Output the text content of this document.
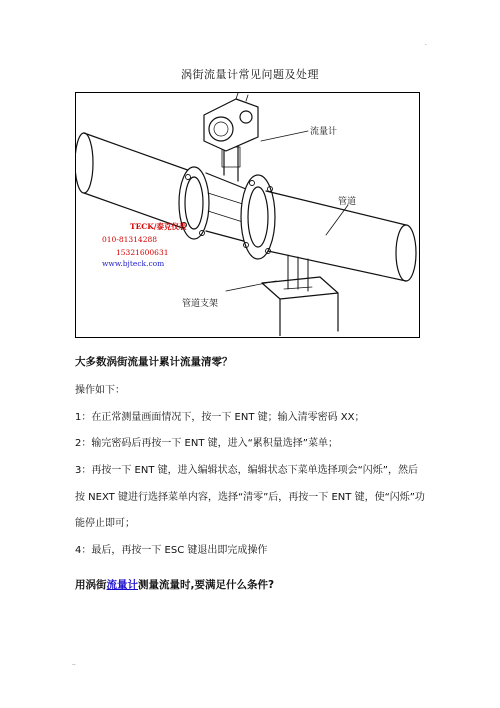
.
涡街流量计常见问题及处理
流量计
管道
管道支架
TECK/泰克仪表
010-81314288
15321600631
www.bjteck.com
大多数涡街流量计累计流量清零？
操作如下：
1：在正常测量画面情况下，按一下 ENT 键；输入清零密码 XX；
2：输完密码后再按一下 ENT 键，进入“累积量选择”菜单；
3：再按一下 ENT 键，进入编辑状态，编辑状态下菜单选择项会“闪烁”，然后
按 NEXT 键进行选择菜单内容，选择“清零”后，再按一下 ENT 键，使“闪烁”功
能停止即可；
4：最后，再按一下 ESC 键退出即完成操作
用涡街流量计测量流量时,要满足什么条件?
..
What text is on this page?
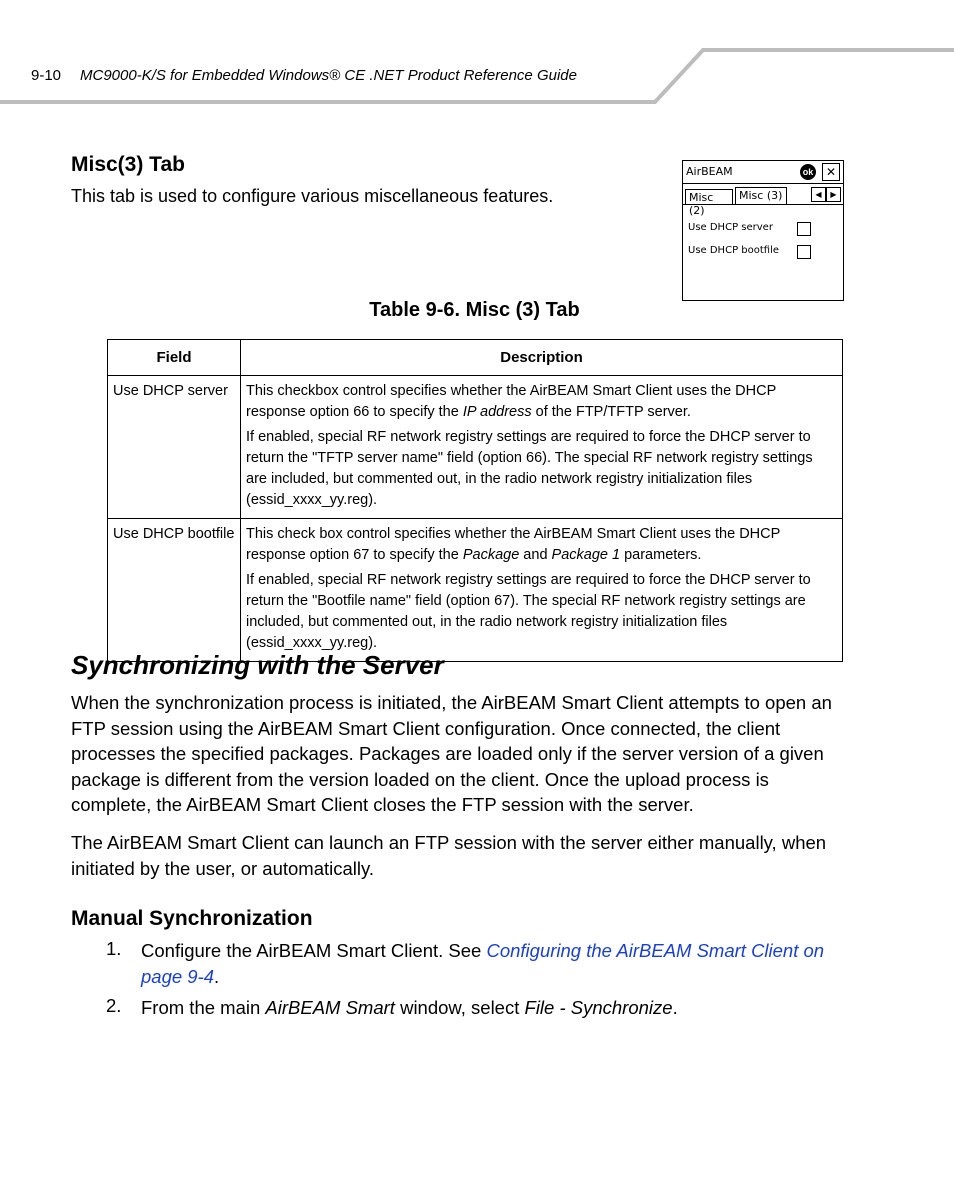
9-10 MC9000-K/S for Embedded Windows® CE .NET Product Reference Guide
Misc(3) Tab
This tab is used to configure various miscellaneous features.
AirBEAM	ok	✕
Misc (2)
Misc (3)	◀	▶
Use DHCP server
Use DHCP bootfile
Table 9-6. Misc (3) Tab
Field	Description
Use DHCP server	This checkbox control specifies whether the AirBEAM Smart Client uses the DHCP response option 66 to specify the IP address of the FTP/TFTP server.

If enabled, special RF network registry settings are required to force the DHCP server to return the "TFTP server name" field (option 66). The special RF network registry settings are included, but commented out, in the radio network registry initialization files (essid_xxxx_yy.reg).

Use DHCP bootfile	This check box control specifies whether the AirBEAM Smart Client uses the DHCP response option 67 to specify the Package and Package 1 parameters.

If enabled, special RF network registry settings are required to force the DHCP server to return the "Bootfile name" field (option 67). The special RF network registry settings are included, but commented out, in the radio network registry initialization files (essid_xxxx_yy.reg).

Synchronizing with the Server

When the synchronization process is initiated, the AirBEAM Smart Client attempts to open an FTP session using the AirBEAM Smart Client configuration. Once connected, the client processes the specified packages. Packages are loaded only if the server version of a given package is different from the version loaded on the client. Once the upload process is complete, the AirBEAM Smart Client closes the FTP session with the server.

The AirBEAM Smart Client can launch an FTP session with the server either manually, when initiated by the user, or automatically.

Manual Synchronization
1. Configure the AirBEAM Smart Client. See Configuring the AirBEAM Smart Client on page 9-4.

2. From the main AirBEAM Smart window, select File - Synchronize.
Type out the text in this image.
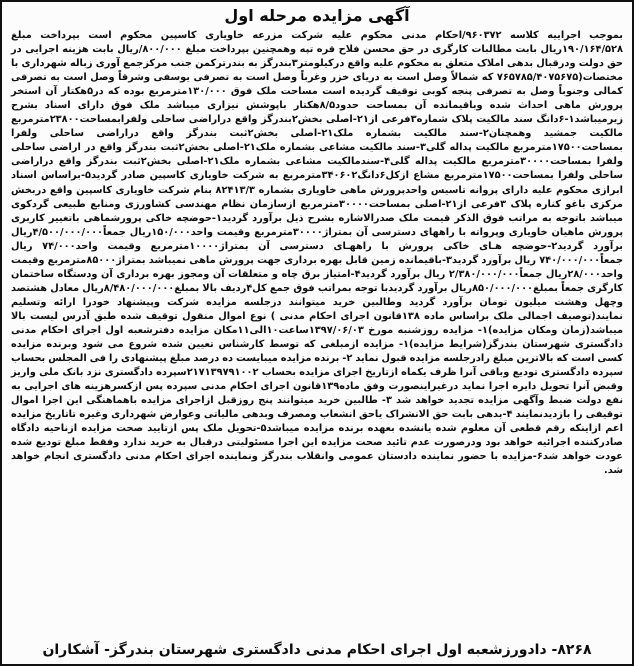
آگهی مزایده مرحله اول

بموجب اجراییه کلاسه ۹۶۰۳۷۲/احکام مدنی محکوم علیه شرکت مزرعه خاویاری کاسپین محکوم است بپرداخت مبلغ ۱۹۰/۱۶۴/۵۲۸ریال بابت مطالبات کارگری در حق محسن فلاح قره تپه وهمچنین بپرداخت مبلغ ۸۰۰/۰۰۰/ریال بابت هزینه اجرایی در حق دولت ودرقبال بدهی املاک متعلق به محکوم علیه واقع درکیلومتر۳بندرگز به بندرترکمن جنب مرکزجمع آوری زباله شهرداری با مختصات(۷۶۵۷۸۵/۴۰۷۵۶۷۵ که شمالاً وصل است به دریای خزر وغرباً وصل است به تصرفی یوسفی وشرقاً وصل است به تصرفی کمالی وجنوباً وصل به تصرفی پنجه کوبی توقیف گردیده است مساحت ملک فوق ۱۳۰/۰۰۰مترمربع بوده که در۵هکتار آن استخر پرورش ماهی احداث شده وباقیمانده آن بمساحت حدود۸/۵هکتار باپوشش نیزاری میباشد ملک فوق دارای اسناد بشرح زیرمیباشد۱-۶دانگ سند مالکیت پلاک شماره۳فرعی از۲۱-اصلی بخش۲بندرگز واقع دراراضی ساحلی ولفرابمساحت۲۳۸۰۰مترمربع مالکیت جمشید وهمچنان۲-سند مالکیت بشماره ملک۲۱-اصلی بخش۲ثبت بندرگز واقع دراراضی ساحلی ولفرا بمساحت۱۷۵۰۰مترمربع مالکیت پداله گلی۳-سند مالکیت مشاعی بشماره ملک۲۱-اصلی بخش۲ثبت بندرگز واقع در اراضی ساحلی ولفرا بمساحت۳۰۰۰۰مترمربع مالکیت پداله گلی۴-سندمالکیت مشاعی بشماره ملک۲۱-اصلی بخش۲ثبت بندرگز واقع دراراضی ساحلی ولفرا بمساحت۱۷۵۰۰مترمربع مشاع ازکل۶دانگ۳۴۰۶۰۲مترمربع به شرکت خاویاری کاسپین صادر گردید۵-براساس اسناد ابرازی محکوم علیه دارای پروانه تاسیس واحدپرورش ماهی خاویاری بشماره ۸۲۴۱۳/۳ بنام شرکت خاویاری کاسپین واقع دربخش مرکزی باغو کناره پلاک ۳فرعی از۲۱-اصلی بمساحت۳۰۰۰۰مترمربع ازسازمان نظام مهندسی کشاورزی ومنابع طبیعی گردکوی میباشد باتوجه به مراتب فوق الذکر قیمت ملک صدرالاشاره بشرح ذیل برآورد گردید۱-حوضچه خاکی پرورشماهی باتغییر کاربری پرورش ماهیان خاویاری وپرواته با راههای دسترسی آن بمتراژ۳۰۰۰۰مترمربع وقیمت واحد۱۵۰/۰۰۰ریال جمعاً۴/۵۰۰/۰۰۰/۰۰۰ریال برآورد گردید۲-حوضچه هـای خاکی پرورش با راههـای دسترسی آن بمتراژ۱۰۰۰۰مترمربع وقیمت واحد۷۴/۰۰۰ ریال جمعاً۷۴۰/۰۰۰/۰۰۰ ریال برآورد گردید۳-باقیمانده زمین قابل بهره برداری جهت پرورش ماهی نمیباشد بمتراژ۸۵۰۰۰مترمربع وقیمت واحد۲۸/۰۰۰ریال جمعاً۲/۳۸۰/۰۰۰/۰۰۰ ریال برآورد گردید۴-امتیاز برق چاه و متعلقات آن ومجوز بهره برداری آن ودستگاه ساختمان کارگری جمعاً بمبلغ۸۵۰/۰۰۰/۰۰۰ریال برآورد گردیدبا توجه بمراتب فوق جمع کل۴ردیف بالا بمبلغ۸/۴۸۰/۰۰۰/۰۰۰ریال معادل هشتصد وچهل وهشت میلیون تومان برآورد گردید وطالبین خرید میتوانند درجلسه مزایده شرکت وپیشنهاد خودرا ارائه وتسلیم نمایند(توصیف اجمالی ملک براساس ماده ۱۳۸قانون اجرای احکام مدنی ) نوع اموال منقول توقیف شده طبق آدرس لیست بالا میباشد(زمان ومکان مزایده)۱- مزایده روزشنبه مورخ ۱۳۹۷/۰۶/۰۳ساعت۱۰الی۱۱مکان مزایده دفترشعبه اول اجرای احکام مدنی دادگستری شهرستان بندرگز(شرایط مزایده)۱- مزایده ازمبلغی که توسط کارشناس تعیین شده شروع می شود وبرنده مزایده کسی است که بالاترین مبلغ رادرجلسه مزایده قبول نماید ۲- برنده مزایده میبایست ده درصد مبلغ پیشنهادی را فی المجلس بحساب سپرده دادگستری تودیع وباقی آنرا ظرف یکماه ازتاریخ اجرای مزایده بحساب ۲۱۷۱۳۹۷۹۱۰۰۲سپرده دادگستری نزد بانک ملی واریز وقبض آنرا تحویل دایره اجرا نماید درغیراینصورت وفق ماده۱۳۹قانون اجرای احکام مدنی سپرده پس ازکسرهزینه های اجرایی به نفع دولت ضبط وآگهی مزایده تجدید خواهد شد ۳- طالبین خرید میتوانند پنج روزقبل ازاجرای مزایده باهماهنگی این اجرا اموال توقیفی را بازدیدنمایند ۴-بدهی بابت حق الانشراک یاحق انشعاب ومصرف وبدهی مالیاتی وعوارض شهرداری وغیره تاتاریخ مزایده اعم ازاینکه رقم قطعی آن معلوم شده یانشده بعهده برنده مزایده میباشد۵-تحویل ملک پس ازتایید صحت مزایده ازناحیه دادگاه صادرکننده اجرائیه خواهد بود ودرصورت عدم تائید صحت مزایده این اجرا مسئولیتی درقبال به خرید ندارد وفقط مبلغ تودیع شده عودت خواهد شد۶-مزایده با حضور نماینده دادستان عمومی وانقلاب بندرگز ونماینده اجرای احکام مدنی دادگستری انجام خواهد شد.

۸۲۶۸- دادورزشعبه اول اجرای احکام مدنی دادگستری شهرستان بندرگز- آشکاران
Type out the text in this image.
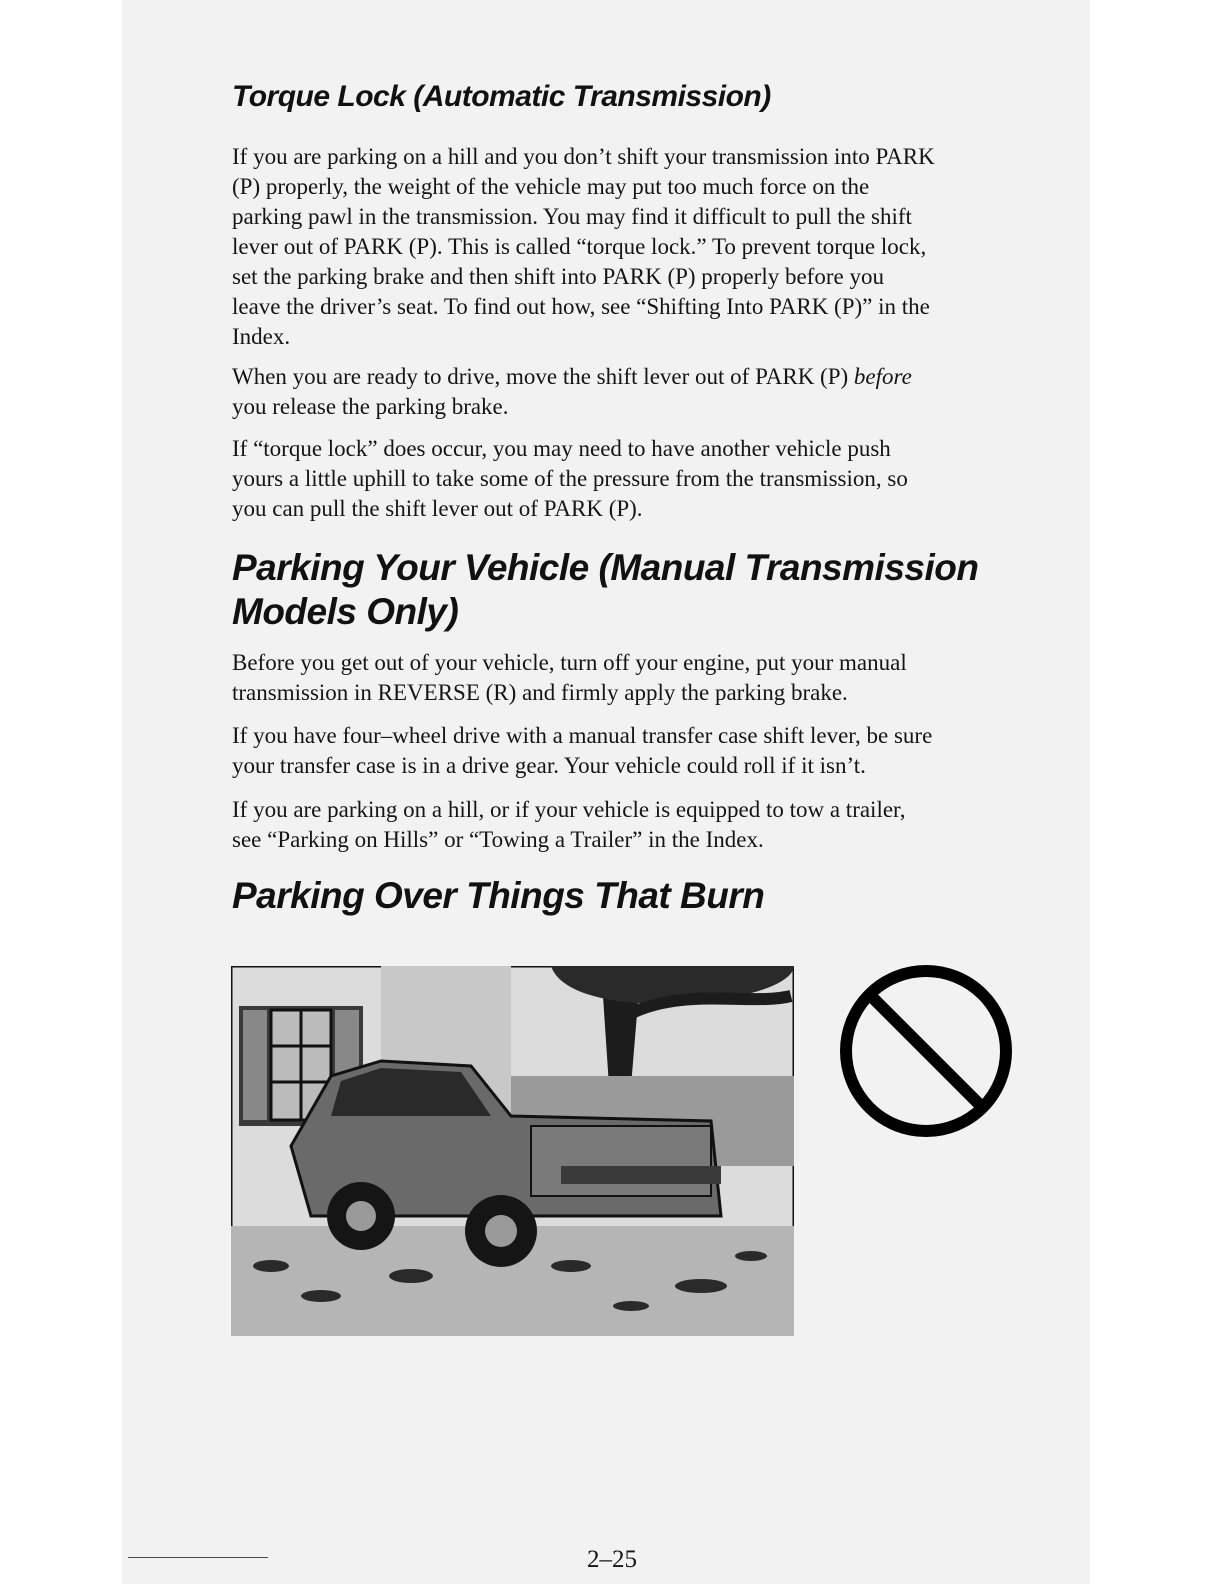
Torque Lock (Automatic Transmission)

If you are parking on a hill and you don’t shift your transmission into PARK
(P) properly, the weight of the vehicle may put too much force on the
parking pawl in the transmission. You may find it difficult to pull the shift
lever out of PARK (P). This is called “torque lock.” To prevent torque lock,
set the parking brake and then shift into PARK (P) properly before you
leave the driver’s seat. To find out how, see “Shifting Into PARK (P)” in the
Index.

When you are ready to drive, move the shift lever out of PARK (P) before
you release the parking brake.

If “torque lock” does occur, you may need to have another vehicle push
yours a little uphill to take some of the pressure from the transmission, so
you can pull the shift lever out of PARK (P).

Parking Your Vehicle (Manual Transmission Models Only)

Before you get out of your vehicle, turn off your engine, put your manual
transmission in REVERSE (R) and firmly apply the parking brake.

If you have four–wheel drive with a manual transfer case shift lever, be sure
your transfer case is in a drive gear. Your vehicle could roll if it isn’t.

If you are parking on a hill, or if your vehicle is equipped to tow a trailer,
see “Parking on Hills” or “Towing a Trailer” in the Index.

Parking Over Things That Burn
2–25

**PROBLEM DESCRIPTION**
Above are some records. Report the number of their lines that include "whether", and add nothing else.

**ANSWER TO THIS TASK**
2